─── GIVEN ENTRIES ───
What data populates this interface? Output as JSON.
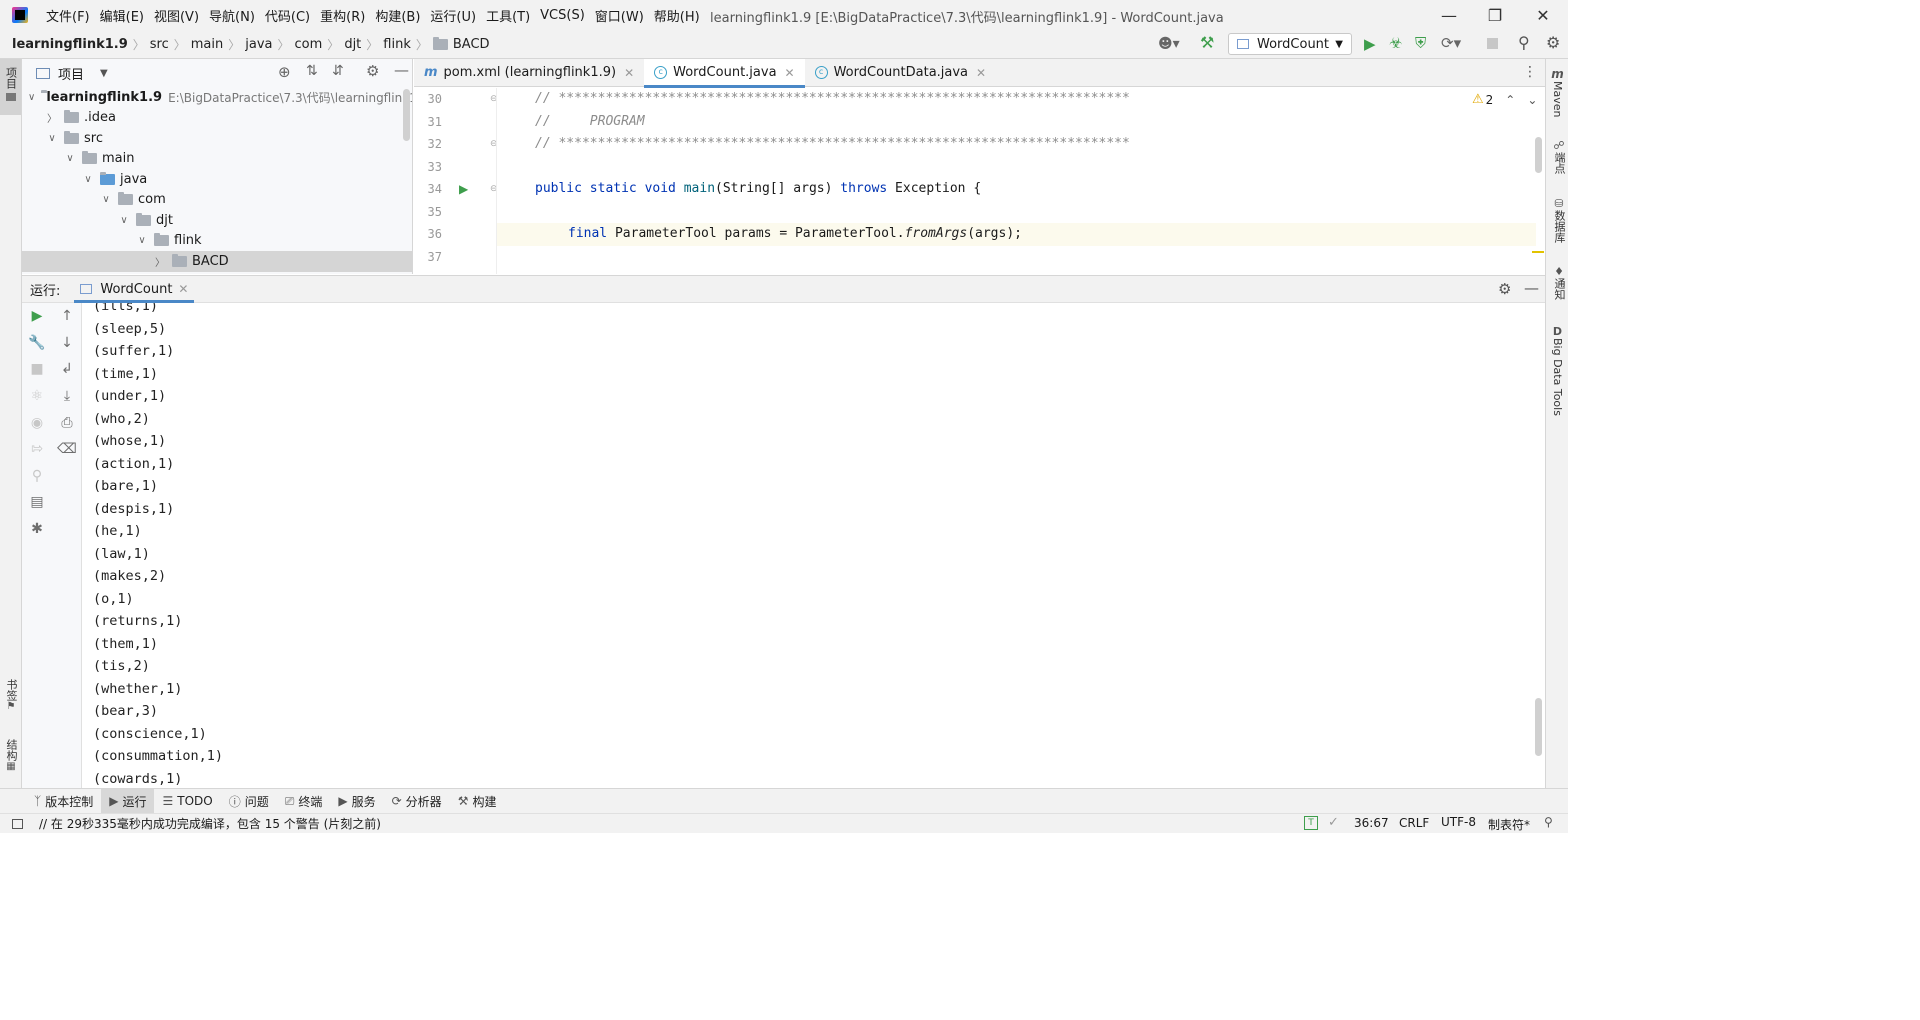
{
  "menu": [
    "文件(F)",
    "编辑(E)",
    "视图(V)",
    "导航(N)",
    "代码(C)",
    "重构(R)",
    "构建(B)",
    "运行(U)",
    "工具(T)",
    "VCS(S)",
    "窗口(W)",
    "帮助(H)"
  ],
  "window_title": "learningflink1.9 [E:\\BigDataPractice\\7.3\\代码\\learningflink1.9] - WordCount.java",
  "breadcrumb": [
    "learningflink1.9",
    "src",
    "main",
    "java",
    "com",
    "djt",
    "flink",
    "BACD"
  ],
  "run_config": "WordCount",
  "project_panel": {
    "title": "项目"
  },
  "tree": [
    {
      "label": "learningflink1.9",
      "path": "E:\\BigDataPractice\\7.3\\代码\\learningflink1",
      "level": 0,
      "chev": "v"
    },
    {
      "label": ".idea",
      "level": 1,
      "chev": ">"
    },
    {
      "label": "src",
      "level": 1,
      "chev": "v"
    },
    {
      "label": "main",
      "level": 2,
      "chev": "v"
    },
    {
      "label": "java",
      "level": 3,
      "chev": "v"
    },
    {
      "label": "com",
      "level": 4,
      "chev": "v"
    },
    {
      "label": "djt",
      "level": 5,
      "chev": "v"
    },
    {
      "label": "flink",
      "level": 6,
      "chev": "v"
    },
    {
      "label": "BACD",
      "level": 7,
      "chev": ">"
    }
  ],
  "tabs": [
    {
      "label": "pom.xml (learningflink1.9)",
      "icon": "m"
    },
    {
      "label": "WordCount.java",
      "icon": "c"
    },
    {
      "label": "WordCountData.java",
      "icon": "c"
    }
  ],
  "warnings_count": "2",
  "line_numbers": [
    "30",
    "31",
    "32",
    "33",
    "34",
    "35",
    "36",
    "37"
  ],
  "code": {
    "l30": "// *************************************************************************",
    "l31": "//     PROGRAM",
    "l32": "// *************************************************************************",
    "l34_kw": "public static void ",
    "l34_fn": "main",
    "l34_a": "(String[] args) ",
    "l34_kw2": "throws",
    "l34_b": " Exception {",
    "l36_kw": "final",
    "l36_a": " ParameterTool params = ParameterTool.",
    "l36_it": "fromArgs",
    "l36_b": "(args);"
  },
  "run": {
    "label": "运行:",
    "tab": "WordCount"
  },
  "output": [
    "(ills,1)",
    "(sleep,5)",
    "(suffer,1)",
    "(time,1)",
    "(under,1)",
    "(who,2)",
    "(whose,1)",
    "(action,1)",
    "(bare,1)",
    "(despis,1)",
    "(he,1)",
    "(law,1)",
    "(makes,2)",
    "(o,1)",
    "(returns,1)",
    "(them,1)",
    "(tis,2)",
    "(whether,1)",
    "(bear,3)",
    "(conscience,1)",
    "(consummation,1)",
    "(cowards,1)"
  ],
  "left_strip": {
    "project": "项目",
    "bookmarks": "书签",
    "structure": "结构"
  },
  "right_strip": [
    "Maven",
    "端点",
    "数据库",
    "通知",
    "Big Data Tools"
  ],
  "bottom_tabs": [
    "版本控制",
    "运行",
    "TODO",
    "问题",
    "终端",
    "服务",
    "分析器",
    "构建"
  ],
  "status": {
    "message": "// 在 29秒335毫秒内成功完成编译，包含 15 个警告 (片刻之前)",
    "position": "36:67",
    "line_sep": "CRLF",
    "encoding": "UTF-8",
    "indent": "制表符*"
  }
}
───
> **GOAL**: All the records above need to be given again word for word. Skip the pictures.

> **COMPLETED TASK**:
What data populates this interface? Output as JSON.
{
  "menu": [
    "文件(F)",
    "编辑(E)",
    "视图(V)",
    "导航(N)",
    "代码(C)",
    "重构(R)",
    "构建(B)",
    "运行(U)",
    "工具(T)",
    "VCS(S)",
    "窗口(W)",
    "帮助(H)"
  ],
  "window_title": "learningflink1.9 [E:\\BigDataPractice\\7.3\\代码\\learningflink1.9] - WordCount.java",
  "breadcrumb": [
    "learningflink1.9",
    "src",
    "main",
    "java",
    "com",
    "djt",
    "flink",
    "BACD"
  ],
  "run_config": "WordCount",
  "project_panel": {
    "title": "项目"
  },
  "tree": [
    {
      "label": "learningflink1.9",
      "path": "E:\\BigDataPractice\\7.3\\代码\\learningflink1",
      "level": 0,
      "chev": "v"
    },
    {
      "label": ".idea",
      "level": 1,
      "chev": ">"
    },
    {
      "label": "src",
      "level": 1,
      "chev": "v"
    },
    {
      "label": "main",
      "level": 2,
      "chev": "v"
    },
    {
      "label": "java",
      "level": 3,
      "chev": "v"
    },
    {
      "label": "com",
      "level": 4,
      "chev": "v"
    },
    {
      "label": "djt",
      "level": 5,
      "chev": "v"
    },
    {
      "label": "flink",
      "level": 6,
      "chev": "v"
    },
    {
      "label": "BACD",
      "level": 7,
      "chev": ">"
    }
  ],
  "tabs": [
    {
      "label": "pom.xml (learningflink1.9)",
      "icon": "m"
    },
    {
      "label": "WordCount.java",
      "icon": "c"
    },
    {
      "label": "WordCountData.java",
      "icon": "c"
    }
  ],
  "warnings_count": "2",
  "line_numbers": [
    "30",
    "31",
    "32",
    "33",
    "34",
    "35",
    "36",
    "37"
  ],
  "code": {
    "l30": "// *************************************************************************",
    "l31": "//     PROGRAM",
    "l32": "// *************************************************************************",
    "l34_kw": "public static void ",
    "l34_fn": "main",
    "l34_a": "(String[] args) ",
    "l34_kw2": "throws",
    "l34_b": " Exception {",
    "l36_kw": "final",
    "l36_a": " ParameterTool params = ParameterTool.",
    "l36_it": "fromArgs",
    "l36_b": "(args);"
  },
  "run": {
    "label": "运行:",
    "tab": "WordCount"
  },
  "output": [
    "(ills,1)",
    "(sleep,5)",
    "(suffer,1)",
    "(time,1)",
    "(under,1)",
    "(who,2)",
    "(whose,1)",
    "(action,1)",
    "(bare,1)",
    "(despis,1)",
    "(he,1)",
    "(law,1)",
    "(makes,2)",
    "(o,1)",
    "(returns,1)",
    "(them,1)",
    "(tis,2)",
    "(whether,1)",
    "(bear,3)",
    "(conscience,1)",
    "(consummation,1)",
    "(cowards,1)"
  ],
  "left_strip": {
    "project": "项目",
    "bookmarks": "书签",
    "structure": "结构"
  },
  "right_strip": [
    "Maven",
    "端点",
    "数据库",
    "通知",
    "Big Data Tools"
  ],
  "bottom_tabs": [
    "版本控制",
    "运行",
    "TODO",
    "问题",
    "终端",
    "服务",
    "分析器",
    "构建"
  ],
  "status": {
    "message": "// 在 29秒335毫秒内成功完成编译，包含 15 个警告 (片刻之前)",
    "position": "36:67",
    "line_sep": "CRLF",
    "encoding": "UTF-8",
    "indent": "制表符*"
  }
}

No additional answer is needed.